> Instruction: Return, word for word, every line that follows.

(Stored items)
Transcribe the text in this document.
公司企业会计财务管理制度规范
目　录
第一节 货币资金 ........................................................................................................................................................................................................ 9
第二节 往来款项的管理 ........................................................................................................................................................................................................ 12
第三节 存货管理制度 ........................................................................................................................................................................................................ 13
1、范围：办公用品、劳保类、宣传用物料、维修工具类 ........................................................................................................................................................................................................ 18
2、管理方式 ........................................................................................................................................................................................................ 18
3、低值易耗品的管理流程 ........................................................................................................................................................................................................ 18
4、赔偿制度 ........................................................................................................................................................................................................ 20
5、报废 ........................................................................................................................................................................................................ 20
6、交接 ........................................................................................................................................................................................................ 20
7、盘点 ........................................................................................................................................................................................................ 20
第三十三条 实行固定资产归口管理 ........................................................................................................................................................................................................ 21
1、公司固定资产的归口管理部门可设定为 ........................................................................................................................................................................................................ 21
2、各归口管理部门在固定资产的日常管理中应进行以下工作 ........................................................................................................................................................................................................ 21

> Solution below:
Transcribe the text in this document.
公司企业会计财务管理制度规范
目　录
第一节 货币资金 ........................................................................................................................................................................................................ 9
第二节 往来款项的管理 ........................................................................................................................................................................................................ 12
第三节 存货管理制度 ........................................................................................................................................................................................................ 13
1、范围：办公用品、劳保类、宣传用物料、维修工具类 ........................................................................................................................................................................................................ 18
2、管理方式 ........................................................................................................................................................................................................ 18
3、低值易耗品的管理流程 ........................................................................................................................................................................................................ 18
4、赔偿制度 ........................................................................................................................................................................................................ 20
5、报废 ........................................................................................................................................................................................................ 20
6、交接 ........................................................................................................................................................................................................ 20
7、盘点 ........................................................................................................................................................................................................ 20
第三十三条 实行固定资产归口管理 ........................................................................................................................................................................................................ 21
1、公司固定资产的归口管理部门可设定为 ........................................................................................................................................................................................................ 21
2、各归口管理部门在固定资产的日常管理中应进行以下工作 ........................................................................................................................................................................................................ 21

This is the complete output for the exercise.